- _WHAT YOU ARE ASKED TO DO_
Transcribe the material in full, exactly as written.

- _RECORDS FOR THE TASK_

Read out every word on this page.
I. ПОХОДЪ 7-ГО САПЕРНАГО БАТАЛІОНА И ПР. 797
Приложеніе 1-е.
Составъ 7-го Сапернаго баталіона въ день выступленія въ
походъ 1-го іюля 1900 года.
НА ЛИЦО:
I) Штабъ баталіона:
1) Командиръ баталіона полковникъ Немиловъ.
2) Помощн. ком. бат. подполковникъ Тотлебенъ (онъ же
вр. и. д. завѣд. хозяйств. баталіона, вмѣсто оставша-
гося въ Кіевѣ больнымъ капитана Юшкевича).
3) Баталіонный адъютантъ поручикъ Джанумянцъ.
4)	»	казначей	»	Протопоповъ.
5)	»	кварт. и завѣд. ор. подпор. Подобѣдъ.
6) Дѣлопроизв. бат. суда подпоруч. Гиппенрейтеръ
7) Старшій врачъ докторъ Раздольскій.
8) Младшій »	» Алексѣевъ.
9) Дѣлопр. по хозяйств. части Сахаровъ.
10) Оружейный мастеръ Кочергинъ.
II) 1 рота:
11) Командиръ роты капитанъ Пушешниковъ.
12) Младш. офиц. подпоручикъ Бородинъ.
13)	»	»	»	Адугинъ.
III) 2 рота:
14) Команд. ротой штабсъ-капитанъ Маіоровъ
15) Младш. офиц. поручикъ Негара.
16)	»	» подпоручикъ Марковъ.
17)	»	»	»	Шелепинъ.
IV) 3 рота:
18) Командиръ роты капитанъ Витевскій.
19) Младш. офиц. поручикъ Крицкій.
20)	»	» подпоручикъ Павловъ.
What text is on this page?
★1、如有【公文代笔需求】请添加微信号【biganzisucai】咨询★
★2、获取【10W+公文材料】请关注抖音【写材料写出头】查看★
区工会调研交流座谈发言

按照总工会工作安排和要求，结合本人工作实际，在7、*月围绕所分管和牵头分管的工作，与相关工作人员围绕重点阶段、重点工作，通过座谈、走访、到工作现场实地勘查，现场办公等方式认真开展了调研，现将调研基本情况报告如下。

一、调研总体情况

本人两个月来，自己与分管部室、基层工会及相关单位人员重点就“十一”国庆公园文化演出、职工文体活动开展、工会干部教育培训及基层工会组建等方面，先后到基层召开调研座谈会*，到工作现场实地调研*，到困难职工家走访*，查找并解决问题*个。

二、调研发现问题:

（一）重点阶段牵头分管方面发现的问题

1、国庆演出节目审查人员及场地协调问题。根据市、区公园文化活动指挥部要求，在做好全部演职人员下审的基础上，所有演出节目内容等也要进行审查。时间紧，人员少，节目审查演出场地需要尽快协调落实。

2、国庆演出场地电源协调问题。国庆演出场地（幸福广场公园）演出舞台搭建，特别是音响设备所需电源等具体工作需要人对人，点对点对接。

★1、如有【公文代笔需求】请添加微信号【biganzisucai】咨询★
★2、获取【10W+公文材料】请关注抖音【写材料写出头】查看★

- _CORRECT RESPONSE_
Read out every word on this page.
I. ПОХОДЪ 7-ГО САПЕРНАГО БАТАЛІОНА И ПР. 797
Приложеніе 1-е.
Составъ 7-го Сапернаго баталіона въ день выступленія въ
походъ 1-го іюля 1900 года.
НА ЛИЦО:
I) Штабъ баталіона:
1) Командиръ баталіона полковникъ Немиловъ.
2) Помощн. ком. бат. подполковникъ Тотлебенъ (онъ же
вр. и. д. завѣд. хозяйств. баталіона, вмѣсто оставша-
гося въ Кіевѣ больнымъ капитана Юшкевича).
3) Баталіонный адъютантъ поручикъ Джанумянцъ.
4)	»	казначей	»	Протопоповъ.
5)	»	кварт. и завѣд. ор. подпор. Подобѣдъ.
6) Дѣлопроизв. бат. суда подпоруч. Гиппенрейтеръ
7) Старшій врачъ докторъ Раздольскій.
8) Младшій »	» Алексѣевъ.
9) Дѣлопр. по хозяйств. части Сахаровъ.
10) Оружейный мастеръ Кочергинъ.
II) 1 рота:
11) Командиръ роты капитанъ Пушешниковъ.
12) Младш. офиц. подпоручикъ Бородинъ.
13)	»	»	»	Адугинъ.
III) 2 рота:
14) Команд. ротой штабсъ-капитанъ Маіоровъ
15) Младш. офиц. поручикъ Негара.
16)	»	» подпоручикъ Марковъ.
17)	»	»	»	Шелепинъ.
IV) 3 рота:
18) Командиръ роты капитанъ Витевскій.
19) Младш. офиц. поручикъ Крицкій.
20)	»	» подпоручикъ Павловъ.
What text is on this page?
★1、如有【公文代笔需求】请添加微信号【biganzisucai】咨询★
★2、获取【10W+公文材料】请关注抖音【写材料写出头】查看★
区工会调研交流座谈发言

按照总工会工作安排和要求，结合本人工作实际，在7、*月围绕所分管和牵头分管的工作，与相关工作人员围绕重点阶段、重点工作，通过座谈、走访、到工作现场实地勘查，现场办公等方式认真开展了调研，现将调研基本情况报告如下。

一、调研总体情况

本人两个月来，自己与分管部室、基层工会及相关单位人员重点就“十一”国庆公园文化演出、职工文体活动开展、工会干部教育培训及基层工会组建等方面，先后到基层召开调研座谈会*，到工作现场实地调研*，到困难职工家走访*，查找并解决问题*个。

二、调研发现问题:

（一）重点阶段牵头分管方面发现的问题

1、国庆演出节目审查人员及场地协调问题。根据市、区公园文化活动指挥部要求，在做好全部演职人员下审的基础上，所有演出节目内容等也要进行审查。时间紧，人员少，节目审查演出场地需要尽快协调落实。

2、国庆演出场地电源协调问题。国庆演出场地（幸福广场公园）演出舞台搭建，特别是音响设备所需电源等具体工作需要人对人，点对点对接。

★1、如有【公文代笔需求】请添加微信号【biganzisucai】咨询★
★2、获取【10W+公文材料】请关注抖音【写材料写出头】查看★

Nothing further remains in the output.